(Records that describe figures)
┌──
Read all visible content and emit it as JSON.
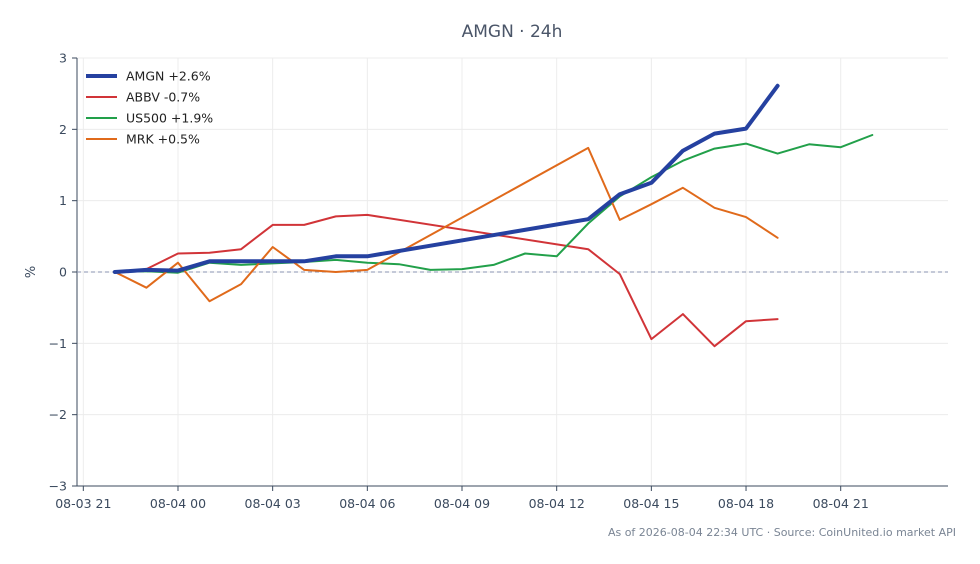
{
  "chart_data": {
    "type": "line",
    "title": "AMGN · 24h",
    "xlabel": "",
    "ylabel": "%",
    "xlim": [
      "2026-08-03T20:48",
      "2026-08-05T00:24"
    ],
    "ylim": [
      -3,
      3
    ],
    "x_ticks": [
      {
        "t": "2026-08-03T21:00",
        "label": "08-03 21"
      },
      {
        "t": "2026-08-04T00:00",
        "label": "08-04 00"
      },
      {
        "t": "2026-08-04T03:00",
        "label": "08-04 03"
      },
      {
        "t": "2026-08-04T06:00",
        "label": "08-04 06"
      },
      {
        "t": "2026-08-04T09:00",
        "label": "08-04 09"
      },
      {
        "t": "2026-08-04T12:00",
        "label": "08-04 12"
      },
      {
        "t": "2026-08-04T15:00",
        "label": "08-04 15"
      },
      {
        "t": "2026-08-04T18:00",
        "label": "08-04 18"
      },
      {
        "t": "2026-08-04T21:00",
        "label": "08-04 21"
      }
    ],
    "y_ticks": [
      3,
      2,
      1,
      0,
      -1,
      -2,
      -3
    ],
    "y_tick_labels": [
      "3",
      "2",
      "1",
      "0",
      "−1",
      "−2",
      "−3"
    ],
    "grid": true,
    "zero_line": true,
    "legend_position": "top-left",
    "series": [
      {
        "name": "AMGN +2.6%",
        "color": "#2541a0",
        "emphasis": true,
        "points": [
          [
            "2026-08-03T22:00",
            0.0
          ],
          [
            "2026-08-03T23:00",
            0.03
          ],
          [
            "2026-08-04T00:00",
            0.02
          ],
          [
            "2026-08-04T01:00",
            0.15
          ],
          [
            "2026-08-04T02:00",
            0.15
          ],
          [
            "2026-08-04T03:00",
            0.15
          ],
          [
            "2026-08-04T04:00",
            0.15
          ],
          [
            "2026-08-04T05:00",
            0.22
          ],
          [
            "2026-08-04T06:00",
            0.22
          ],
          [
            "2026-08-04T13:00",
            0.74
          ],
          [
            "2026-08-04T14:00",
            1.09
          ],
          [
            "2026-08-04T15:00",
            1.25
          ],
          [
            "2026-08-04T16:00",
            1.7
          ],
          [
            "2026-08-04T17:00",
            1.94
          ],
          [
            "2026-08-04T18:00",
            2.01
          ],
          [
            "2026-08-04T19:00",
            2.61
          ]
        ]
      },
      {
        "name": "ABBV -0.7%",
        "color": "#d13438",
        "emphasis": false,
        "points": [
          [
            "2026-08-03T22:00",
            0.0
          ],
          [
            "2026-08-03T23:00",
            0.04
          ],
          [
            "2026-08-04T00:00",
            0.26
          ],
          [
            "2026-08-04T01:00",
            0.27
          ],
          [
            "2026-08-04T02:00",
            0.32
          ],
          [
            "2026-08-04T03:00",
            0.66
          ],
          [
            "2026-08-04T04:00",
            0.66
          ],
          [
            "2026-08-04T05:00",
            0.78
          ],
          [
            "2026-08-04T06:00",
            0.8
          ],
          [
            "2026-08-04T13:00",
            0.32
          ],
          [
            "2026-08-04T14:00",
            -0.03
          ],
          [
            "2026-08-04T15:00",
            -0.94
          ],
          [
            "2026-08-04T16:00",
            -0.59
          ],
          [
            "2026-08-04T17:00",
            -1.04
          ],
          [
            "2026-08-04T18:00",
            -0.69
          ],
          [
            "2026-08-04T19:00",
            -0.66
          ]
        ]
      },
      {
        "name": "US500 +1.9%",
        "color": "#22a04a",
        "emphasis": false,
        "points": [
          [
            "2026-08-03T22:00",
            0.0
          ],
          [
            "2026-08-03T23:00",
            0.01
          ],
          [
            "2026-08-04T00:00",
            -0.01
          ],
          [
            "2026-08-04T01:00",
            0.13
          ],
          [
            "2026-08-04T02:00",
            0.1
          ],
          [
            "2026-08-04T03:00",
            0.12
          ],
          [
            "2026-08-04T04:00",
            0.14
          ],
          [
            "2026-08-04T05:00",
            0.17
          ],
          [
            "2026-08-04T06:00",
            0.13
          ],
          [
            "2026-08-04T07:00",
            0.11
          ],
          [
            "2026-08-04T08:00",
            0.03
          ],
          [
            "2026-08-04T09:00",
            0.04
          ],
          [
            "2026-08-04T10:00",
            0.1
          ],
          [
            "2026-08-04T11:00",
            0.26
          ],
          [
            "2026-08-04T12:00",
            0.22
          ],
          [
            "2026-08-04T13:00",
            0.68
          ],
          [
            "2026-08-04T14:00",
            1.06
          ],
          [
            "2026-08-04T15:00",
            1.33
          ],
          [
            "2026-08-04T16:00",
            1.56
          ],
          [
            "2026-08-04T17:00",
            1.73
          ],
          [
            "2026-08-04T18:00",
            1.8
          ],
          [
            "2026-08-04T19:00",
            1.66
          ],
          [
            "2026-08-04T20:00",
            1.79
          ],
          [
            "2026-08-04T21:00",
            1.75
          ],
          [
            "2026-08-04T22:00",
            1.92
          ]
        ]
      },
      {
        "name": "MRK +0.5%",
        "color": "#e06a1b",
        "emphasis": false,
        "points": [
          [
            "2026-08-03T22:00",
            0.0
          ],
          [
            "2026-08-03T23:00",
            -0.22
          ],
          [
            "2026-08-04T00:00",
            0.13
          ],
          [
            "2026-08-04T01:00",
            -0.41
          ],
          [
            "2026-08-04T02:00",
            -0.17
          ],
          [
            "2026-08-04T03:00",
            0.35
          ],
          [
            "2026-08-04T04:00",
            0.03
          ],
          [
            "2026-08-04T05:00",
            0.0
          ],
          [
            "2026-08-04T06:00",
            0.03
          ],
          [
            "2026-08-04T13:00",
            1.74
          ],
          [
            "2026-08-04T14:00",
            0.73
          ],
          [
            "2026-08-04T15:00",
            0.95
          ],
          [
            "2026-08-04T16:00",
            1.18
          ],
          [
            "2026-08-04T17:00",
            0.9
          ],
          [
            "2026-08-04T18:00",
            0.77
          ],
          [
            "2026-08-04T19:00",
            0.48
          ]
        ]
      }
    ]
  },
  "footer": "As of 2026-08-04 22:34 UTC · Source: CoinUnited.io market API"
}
└──
— Goal —
Write out all the records again, exactly, minus any pictures.

— Result —
Read all visible content and emit it as JSON.
{
  "chart_data": {
    "type": "line",
    "title": "AMGN · 24h",
    "xlabel": "",
    "ylabel": "%",
    "xlim": [
      "2026-08-03T20:48",
      "2026-08-05T00:24"
    ],
    "ylim": [
      -3,
      3
    ],
    "x_ticks": [
      {
        "t": "2026-08-03T21:00",
        "label": "08-03 21"
      },
      {
        "t": "2026-08-04T00:00",
        "label": "08-04 00"
      },
      {
        "t": "2026-08-04T03:00",
        "label": "08-04 03"
      },
      {
        "t": "2026-08-04T06:00",
        "label": "08-04 06"
      },
      {
        "t": "2026-08-04T09:00",
        "label": "08-04 09"
      },
      {
        "t": "2026-08-04T12:00",
        "label": "08-04 12"
      },
      {
        "t": "2026-08-04T15:00",
        "label": "08-04 15"
      },
      {
        "t": "2026-08-04T18:00",
        "label": "08-04 18"
      },
      {
        "t": "2026-08-04T21:00",
        "label": "08-04 21"
      }
    ],
    "y_ticks": [
      3,
      2,
      1,
      0,
      -1,
      -2,
      -3
    ],
    "y_tick_labels": [
      "3",
      "2",
      "1",
      "0",
      "−1",
      "−2",
      "−3"
    ],
    "grid": true,
    "zero_line": true,
    "legend_position": "top-left",
    "series": [
      {
        "name": "AMGN +2.6%",
        "color": "#2541a0",
        "emphasis": true,
        "points": [
          [
            "2026-08-03T22:00",
            0.0
          ],
          [
            "2026-08-03T23:00",
            0.03
          ],
          [
            "2026-08-04T00:00",
            0.02
          ],
          [
            "2026-08-04T01:00",
            0.15
          ],
          [
            "2026-08-04T02:00",
            0.15
          ],
          [
            "2026-08-04T03:00",
            0.15
          ],
          [
            "2026-08-04T04:00",
            0.15
          ],
          [
            "2026-08-04T05:00",
            0.22
          ],
          [
            "2026-08-04T06:00",
            0.22
          ],
          [
            "2026-08-04T13:00",
            0.74
          ],
          [
            "2026-08-04T14:00",
            1.09
          ],
          [
            "2026-08-04T15:00",
            1.25
          ],
          [
            "2026-08-04T16:00",
            1.7
          ],
          [
            "2026-08-04T17:00",
            1.94
          ],
          [
            "2026-08-04T18:00",
            2.01
          ],
          [
            "2026-08-04T19:00",
            2.61
          ]
        ]
      },
      {
        "name": "ABBV -0.7%",
        "color": "#d13438",
        "emphasis": false,
        "points": [
          [
            "2026-08-03T22:00",
            0.0
          ],
          [
            "2026-08-03T23:00",
            0.04
          ],
          [
            "2026-08-04T00:00",
            0.26
          ],
          [
            "2026-08-04T01:00",
            0.27
          ],
          [
            "2026-08-04T02:00",
            0.32
          ],
          [
            "2026-08-04T03:00",
            0.66
          ],
          [
            "2026-08-04T04:00",
            0.66
          ],
          [
            "2026-08-04T05:00",
            0.78
          ],
          [
            "2026-08-04T06:00",
            0.8
          ],
          [
            "2026-08-04T13:00",
            0.32
          ],
          [
            "2026-08-04T14:00",
            -0.03
          ],
          [
            "2026-08-04T15:00",
            -0.94
          ],
          [
            "2026-08-04T16:00",
            -0.59
          ],
          [
            "2026-08-04T17:00",
            -1.04
          ],
          [
            "2026-08-04T18:00",
            -0.69
          ],
          [
            "2026-08-04T19:00",
            -0.66
          ]
        ]
      },
      {
        "name": "US500 +1.9%",
        "color": "#22a04a",
        "emphasis": false,
        "points": [
          [
            "2026-08-03T22:00",
            0.0
          ],
          [
            "2026-08-03T23:00",
            0.01
          ],
          [
            "2026-08-04T00:00",
            -0.01
          ],
          [
            "2026-08-04T01:00",
            0.13
          ],
          [
            "2026-08-04T02:00",
            0.1
          ],
          [
            "2026-08-04T03:00",
            0.12
          ],
          [
            "2026-08-04T04:00",
            0.14
          ],
          [
            "2026-08-04T05:00",
            0.17
          ],
          [
            "2026-08-04T06:00",
            0.13
          ],
          [
            "2026-08-04T07:00",
            0.11
          ],
          [
            "2026-08-04T08:00",
            0.03
          ],
          [
            "2026-08-04T09:00",
            0.04
          ],
          [
            "2026-08-04T10:00",
            0.1
          ],
          [
            "2026-08-04T11:00",
            0.26
          ],
          [
            "2026-08-04T12:00",
            0.22
          ],
          [
            "2026-08-04T13:00",
            0.68
          ],
          [
            "2026-08-04T14:00",
            1.06
          ],
          [
            "2026-08-04T15:00",
            1.33
          ],
          [
            "2026-08-04T16:00",
            1.56
          ],
          [
            "2026-08-04T17:00",
            1.73
          ],
          [
            "2026-08-04T18:00",
            1.8
          ],
          [
            "2026-08-04T19:00",
            1.66
          ],
          [
            "2026-08-04T20:00",
            1.79
          ],
          [
            "2026-08-04T21:00",
            1.75
          ],
          [
            "2026-08-04T22:00",
            1.92
          ]
        ]
      },
      {
        "name": "MRK +0.5%",
        "color": "#e06a1b",
        "emphasis": false,
        "points": [
          [
            "2026-08-03T22:00",
            0.0
          ],
          [
            "2026-08-03T23:00",
            -0.22
          ],
          [
            "2026-08-04T00:00",
            0.13
          ],
          [
            "2026-08-04T01:00",
            -0.41
          ],
          [
            "2026-08-04T02:00",
            -0.17
          ],
          [
            "2026-08-04T03:00",
            0.35
          ],
          [
            "2026-08-04T04:00",
            0.03
          ],
          [
            "2026-08-04T05:00",
            0.0
          ],
          [
            "2026-08-04T06:00",
            0.03
          ],
          [
            "2026-08-04T13:00",
            1.74
          ],
          [
            "2026-08-04T14:00",
            0.73
          ],
          [
            "2026-08-04T15:00",
            0.95
          ],
          [
            "2026-08-04T16:00",
            1.18
          ],
          [
            "2026-08-04T17:00",
            0.9
          ],
          [
            "2026-08-04T18:00",
            0.77
          ],
          [
            "2026-08-04T19:00",
            0.48
          ]
        ]
      }
    ]
  },
  "footer": "As of 2026-08-04 22:34 UTC · Source: CoinUnited.io market API"
}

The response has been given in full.